=== Brief ===
Write out the listing below in full and exactly, leaving out every picture.

=== Stored rows ===

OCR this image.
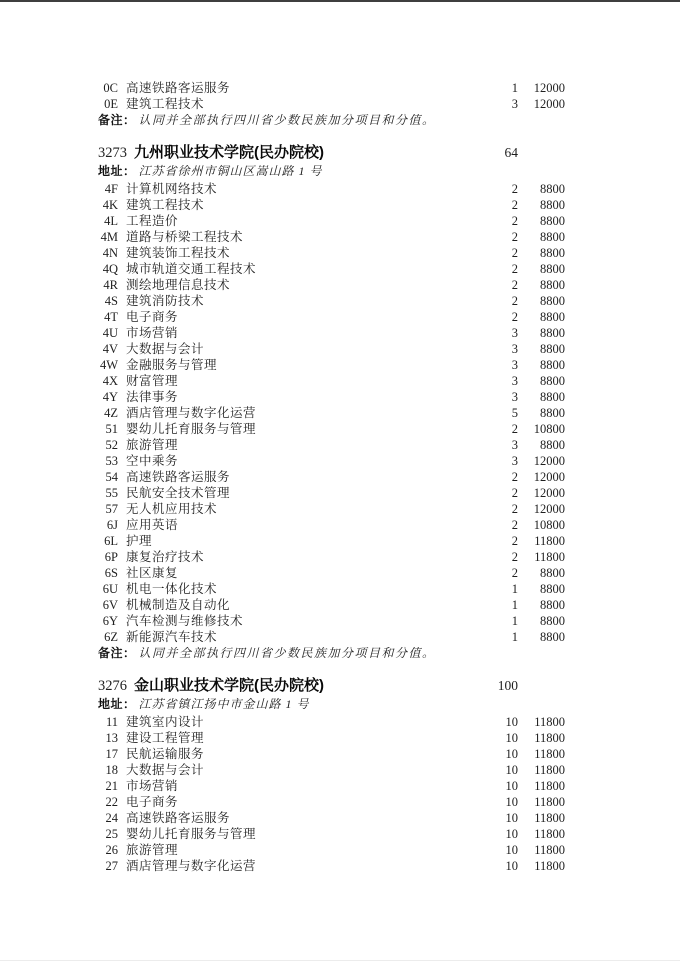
0C 高速铁路客运服务	1	12000
0E 建筑工程技术	3	12000
备注： 认同并全部执行四川省少数民族加分项目和分值。
3273 九州职业技术学院(民办院校)	64
地址： 江苏省徐州市铜山区嵩山路 1 号
4F 计算机网络技术	2	8800
4K 建筑工程技术	2	8800
4L 工程造价	2	8800
4M 道路与桥梁工程技术	2	8800
4N 建筑装饰工程技术	2	8800
4Q 城市轨道交通工程技术	2	8800
4R 测绘地理信息技术	2	8800
4S 建筑消防技术	2	8800
4T 电子商务	2	8800
4U 市场营销	3	8800
4V 大数据与会计	3	8800
4W 金融服务与管理	3	8800
4X 财富管理	3	8800
4Y 法律事务	3	8800
4Z 酒店管理与数字化运营	5	8800
51 婴幼儿托育服务与管理	2	10800
52 旅游管理	3	8800
53 空中乘务	3	12000
54 高速铁路客运服务	2	12000
55 民航安全技术管理	2	12000
57 无人机应用技术	2	12000
6J 应用英语	2	10800
6L 护理	2	11800
6P 康复治疗技术	2	11800
6S 社区康复	2	8800
6U 机电一体化技术	1	8800
6V 机械制造及自动化	1	8800
6Y 汽车检测与维修技术	1	8800
6Z 新能源汽车技术	1	8800
备注： 认同并全部执行四川省少数民族加分项目和分值。
3276 金山职业技术学院(民办院校)	100
地址： 江苏省镇江扬中市金山路 1 号
11 建筑室内设计	10	11800
13 建设工程管理	10	11800
17 民航运输服务	10	11800
18 大数据与会计	10	11800
21 市场营销	10	11800
22 电子商务	10	11800
24 高速铁路客运服务	10	11800
25 婴幼儿托育服务与管理	10	11800
26 旅游管理	10	11800
27 酒店管理与数字化运营	10	11800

=== Correct result ===
OCR this image.
0C 高速铁路客运服务	1	12000
0E 建筑工程技术	3	12000
备注： 认同并全部执行四川省少数民族加分项目和分值。
3273 九州职业技术学院(民办院校)	64
地址： 江苏省徐州市铜山区嵩山路 1 号
4F 计算机网络技术	2	8800
4K 建筑工程技术	2	8800
4L 工程造价	2	8800
4M 道路与桥梁工程技术	2	8800
4N 建筑装饰工程技术	2	8800
4Q 城市轨道交通工程技术	2	8800
4R 测绘地理信息技术	2	8800
4S 建筑消防技术	2	8800
4T 电子商务	2	8800
4U 市场营销	3	8800
4V 大数据与会计	3	8800
4W 金融服务与管理	3	8800
4X 财富管理	3	8800
4Y 法律事务	3	8800
4Z 酒店管理与数字化运营	5	8800
51 婴幼儿托育服务与管理	2	10800
52 旅游管理	3	8800
53 空中乘务	3	12000
54 高速铁路客运服务	2	12000
55 民航安全技术管理	2	12000
57 无人机应用技术	2	12000
6J 应用英语	2	10800
6L 护理	2	11800
6P 康复治疗技术	2	11800
6S 社区康复	2	8800
6U 机电一体化技术	1	8800
6V 机械制造及自动化	1	8800
6Y 汽车检测与维修技术	1	8800
6Z 新能源汽车技术	1	8800
备注： 认同并全部执行四川省少数民族加分项目和分值。
3276 金山职业技术学院(民办院校)	100
地址： 江苏省镇江扬中市金山路 1 号
11 建筑室内设计	10	11800
13 建设工程管理	10	11800
17 民航运输服务	10	11800
18 大数据与会计	10	11800
21 市场营销	10	11800
22 电子商务	10	11800
24 高速铁路客运服务	10	11800
25 婴幼儿托育服务与管理	10	11800
26 旅游管理	10	11800
27 酒店管理与数字化运营	10	11800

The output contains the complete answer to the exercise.